** START **

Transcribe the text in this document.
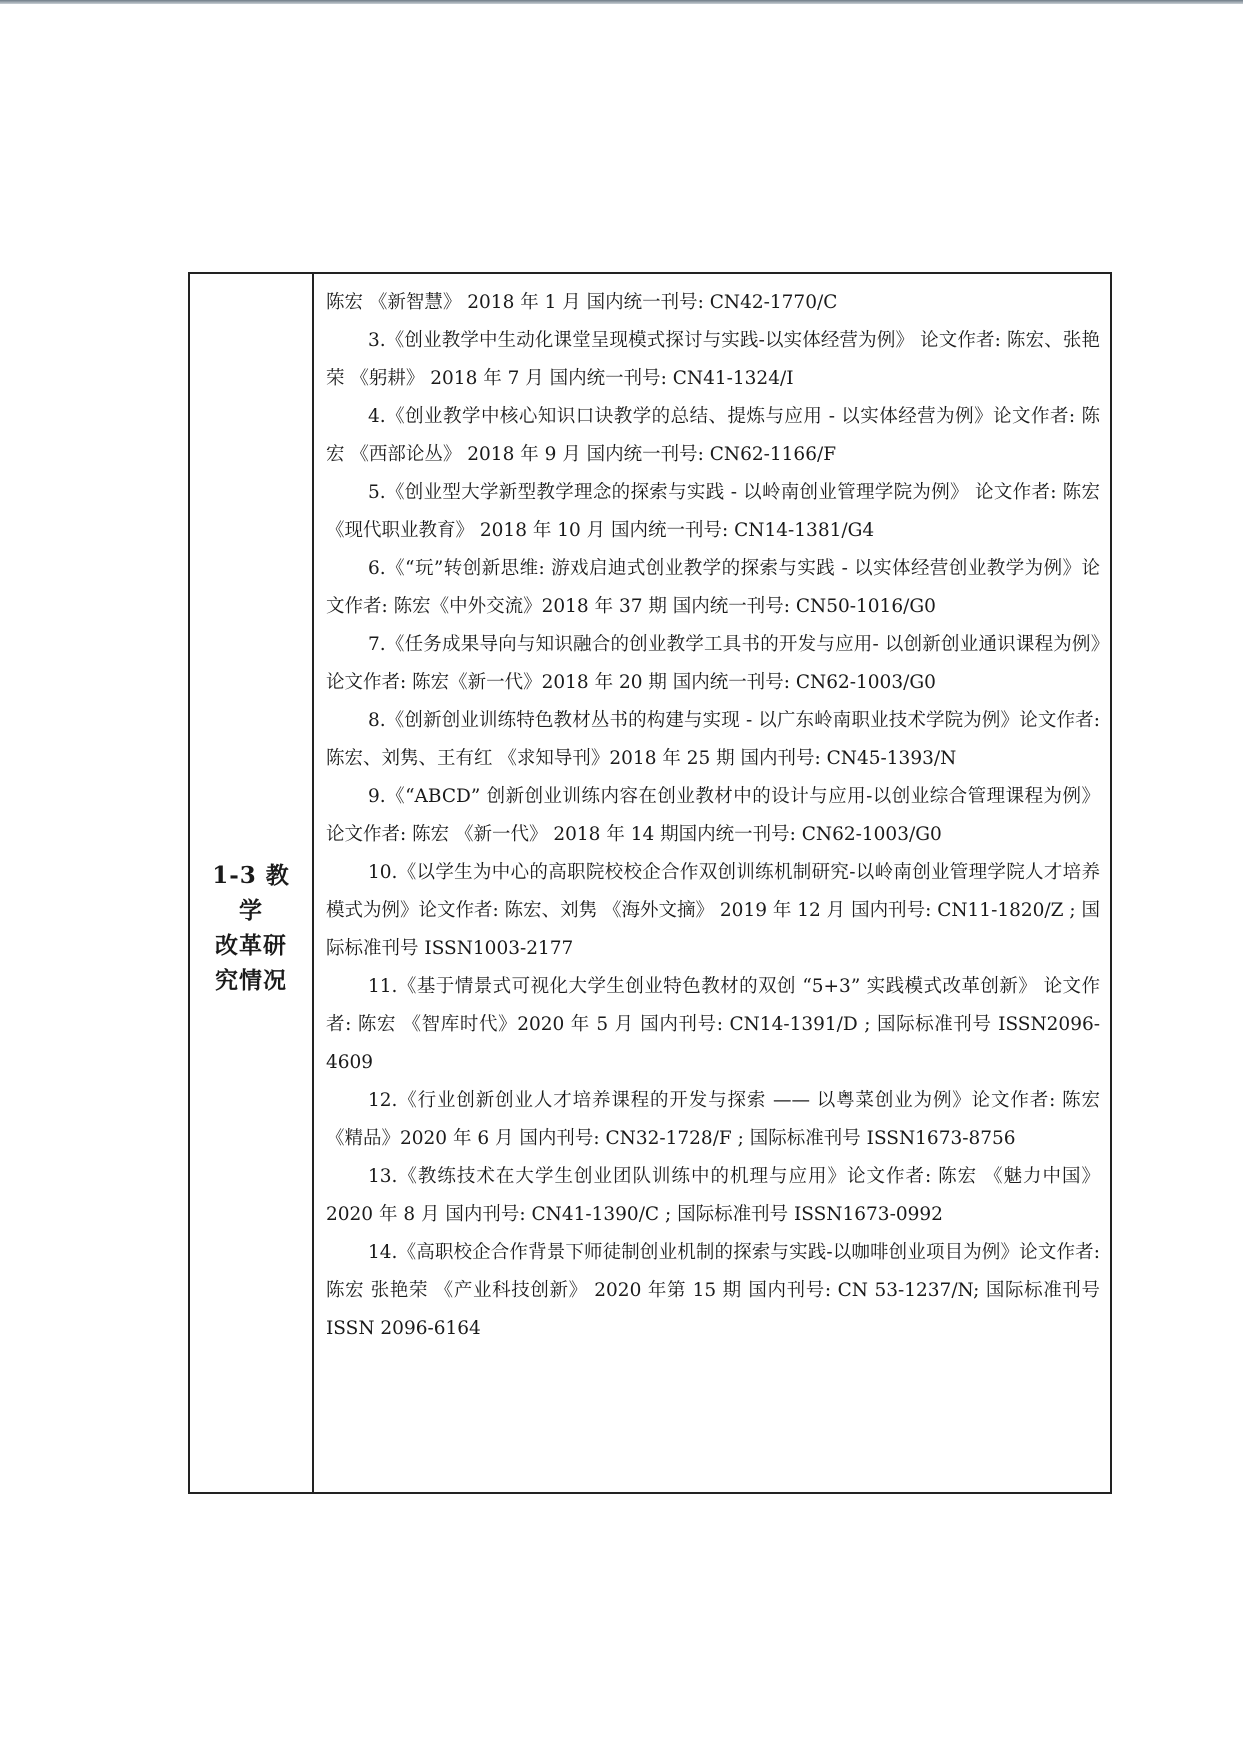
1-3 教学
改革研
究情况

陈宏 《新智慧》 2018 年 1 月 国内统一刊号: CN42-1770/C

3.《创业教学中生动化课堂呈现模式探讨与实践-以实体经营为例》 论文作者: 陈宏、张艳荣 《躬耕》 2018 年 7 月 国内统一刊号: CN41-1324/I

4.《创业教学中核心知识口诀教学的总结、提炼与应用 - 以实体经营为例》论文作者: 陈宏 《西部论丛》 2018 年 9 月 国内统一刊号: CN62-1166/F

5.《创业型大学新型教学理念的探索与实践 - 以岭南创业管理学院为例》 论文作者: 陈宏 《现代职业教育》 2018 年 10 月 国内统一刊号: CN14-1381/G4

6.《“玩”转创新思维: 游戏启迪式创业教学的探索与实践 - 以实体经营创业教学为例》论文作者: 陈宏《中外交流》2018 年 37 期 国内统一刊号: CN50-1016/G0

7.《任务成果导向与知识融合的创业教学工具书的开发与应用- 以创新创业通识课程为例》论文作者: 陈宏《新一代》2018 年 20 期 国内统一刊号: CN62-1003/G0

8.《创新创业训练特色教材丛书的构建与实现 - 以广东岭南职业技术学院为例》论文作者: 陈宏、刘隽、王有红 《求知导刊》2018 年 25 期 国内刊号: CN45-1393/N

9.《“ABCD” 创新创业训练内容在创业教材中的设计与应用-以创业综合管理课程为例》论文作者: 陈宏 《新一代》 2018 年 14 期国内统一刊号: CN62-1003/G0

10.《以学生为中心的高职院校校企合作双创训练机制研究-以岭南创业管理学院人才培养模式为例》论文作者: 陈宏、刘隽 《海外文摘》 2019 年 12 月 国内刊号: CN11-1820/Z ; 国际标准刊号 ISSN1003-2177

11.《基于情景式可视化大学生创业特色教材的双创 “5+3” 实践模式改革创新》 论文作者: 陈宏 《智库时代》2020 年 5 月 国内刊号: CN14-1391/D ; 国际标准刊号 ISSN2096-4609

12.《行业创新创业人才培养课程的开发与探索 —— 以粤菜创业为例》论文作者: 陈宏 《精品》2020 年 6 月 国内刊号: CN32-1728/F ; 国际标准刊号 ISSN1673-8756

13.《教练技术在大学生创业团队训练中的机理与应用》论文作者: 陈宏 《魅力中国》 2020 年 8 月 国内刊号: CN41-1390/C ; 国际标准刊号 ISSN1673-0992

14.《高职校企合作背景下师徒制创业机制的探索与实践-以咖啡创业项目为例》论文作者: 陈宏 张艳荣 《产业科技创新》 2020 年第 15 期 国内刊号: CN 53-1237/N; 国际标准刊号 ISSN 2096-6164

** END **

:: EXERCISE PROMPT ::
Copy every line of the records above that holds the word "国际标准刊号".

:: OUTPUT OF THE TASK ::
10.《以学生为中心的高职院校校企合作双创训练机制研究-以岭南创业管理学院人才培养模式为例》论文作者: 陈宏、刘隽 《海外文摘》 2019 年 12 月 国内刊号: CN11-1820/Z ; 国际标准刊号 ISSN1003-2177
11.《基于情景式可视化大学生创业特色教材的双创 “5+3” 实践模式改革创新》 论文作者: 陈宏 《智库时代》2020 年 5 月 国内刊号: CN14-1391/D ; 国际标准刊号 ISSN2096-4609
12.《行业创新创业人才培养课程的开发与探索 —— 以粤菜创业为例》论文作者: 陈宏 《精品》2020 年 6 月 国内刊号: CN32-1728/F ; 国际标准刊号 ISSN1673-8756
13.《教练技术在大学生创业团队训练中的机理与应用》论文作者: 陈宏 《魅力中国》 2020 年 8 月 国内刊号: CN41-1390/C ; 国际标准刊号 ISSN1673-0992
14.《高职校企合作背景下师徒制创业机制的探索与实践-以咖啡创业项目为例》论文作者: 陈宏 张艳荣 《产业科技创新》 2020 年第 15 期 国内刊号: CN 53-1237/N; 国际标准刊号 ISSN 2096-6164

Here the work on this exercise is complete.